• TASK BRIEF: Below is a set of records. Repeat all of them exactly.

[START OF EXTRACTED RECORDS]

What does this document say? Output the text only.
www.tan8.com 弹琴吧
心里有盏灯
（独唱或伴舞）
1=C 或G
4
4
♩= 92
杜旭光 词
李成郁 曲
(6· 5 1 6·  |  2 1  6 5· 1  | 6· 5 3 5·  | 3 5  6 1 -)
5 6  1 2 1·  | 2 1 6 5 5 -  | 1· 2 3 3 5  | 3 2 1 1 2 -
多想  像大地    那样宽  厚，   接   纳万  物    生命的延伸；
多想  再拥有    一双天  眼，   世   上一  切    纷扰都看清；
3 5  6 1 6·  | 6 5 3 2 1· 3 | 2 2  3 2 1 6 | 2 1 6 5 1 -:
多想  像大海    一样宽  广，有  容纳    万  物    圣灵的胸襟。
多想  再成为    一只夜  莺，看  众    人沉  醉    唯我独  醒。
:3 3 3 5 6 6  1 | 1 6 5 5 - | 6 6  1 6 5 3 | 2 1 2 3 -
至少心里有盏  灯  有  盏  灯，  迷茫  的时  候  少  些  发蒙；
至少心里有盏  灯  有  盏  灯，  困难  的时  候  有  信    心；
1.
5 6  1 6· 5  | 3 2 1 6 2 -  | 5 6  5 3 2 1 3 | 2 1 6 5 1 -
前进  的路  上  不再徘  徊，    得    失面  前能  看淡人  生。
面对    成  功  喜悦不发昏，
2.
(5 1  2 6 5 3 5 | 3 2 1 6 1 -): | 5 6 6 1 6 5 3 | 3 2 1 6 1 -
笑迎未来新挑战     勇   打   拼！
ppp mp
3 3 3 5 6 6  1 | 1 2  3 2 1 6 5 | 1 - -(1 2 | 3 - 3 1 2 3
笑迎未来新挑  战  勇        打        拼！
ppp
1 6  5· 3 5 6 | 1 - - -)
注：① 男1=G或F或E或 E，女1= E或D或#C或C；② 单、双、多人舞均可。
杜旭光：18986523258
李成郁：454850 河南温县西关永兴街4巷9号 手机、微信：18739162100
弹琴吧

[END OF EXTRACTED RECORDS]

• WRITTEN RESPONSE:
What does this document say? Output the text only.
www.tan8.com 弹琴吧
心里有盏灯
（独唱或伴舞）
1=C 或G
4
4
♩= 92
杜旭光 词
李成郁 曲
(6· 5 1 6·  |  2 1  6 5· 1  | 6· 5 3 5·  | 3 5  6 1 -)
5 6  1 2 1·  | 2 1 6 5 5 -  | 1· 2 3 3 5  | 3 2 1 1 2 -
多想  像大地    那样宽  厚，   接   纳万  物    生命的延伸；
多想  再拥有    一双天  眼，   世   上一  切    纷扰都看清；
3 5  6 1 6·  | 6 5 3 2 1· 3 | 2 2  3 2 1 6 | 2 1 6 5 1 -:
多想  像大海    一样宽  广，有  容纳    万  物    圣灵的胸襟。
多想  再成为    一只夜  莺，看  众    人沉  醉    唯我独  醒。
:3 3 3 5 6 6  1 | 1 6 5 5 - | 6 6  1 6 5 3 | 2 1 2 3 -
至少心里有盏  灯  有  盏  灯，  迷茫  的时  候  少  些  发蒙；
至少心里有盏  灯  有  盏  灯，  困难  的时  候  有  信    心；
1.
5 6  1 6· 5  | 3 2 1 6 2 -  | 5 6  5 3 2 1 3 | 2 1 6 5 1 -
前进  的路  上  不再徘  徊，    得    失面  前能  看淡人  生。
面对    成  功  喜悦不发昏，
2.
(5 1  2 6 5 3 5 | 3 2 1 6 1 -): | 5 6 6 1 6 5 3 | 3 2 1 6 1 -
笑迎未来新挑战     勇   打   拼！
ppp mp
3 3 3 5 6 6  1 | 1 2  3 2 1 6 5 | 1 - -(1 2 | 3 - 3 1 2 3
笑迎未来新挑  战  勇        打        拼！
ppp
1 6  5· 3 5 6 | 1 - - -)
注：① 男1=G或F或E或 E，女1= E或D或#C或C；② 单、双、多人舞均可。
杜旭光：18986523258
李成郁：454850 河南温县西关永兴街4巷9号 手机、微信：18739162100
弹琴吧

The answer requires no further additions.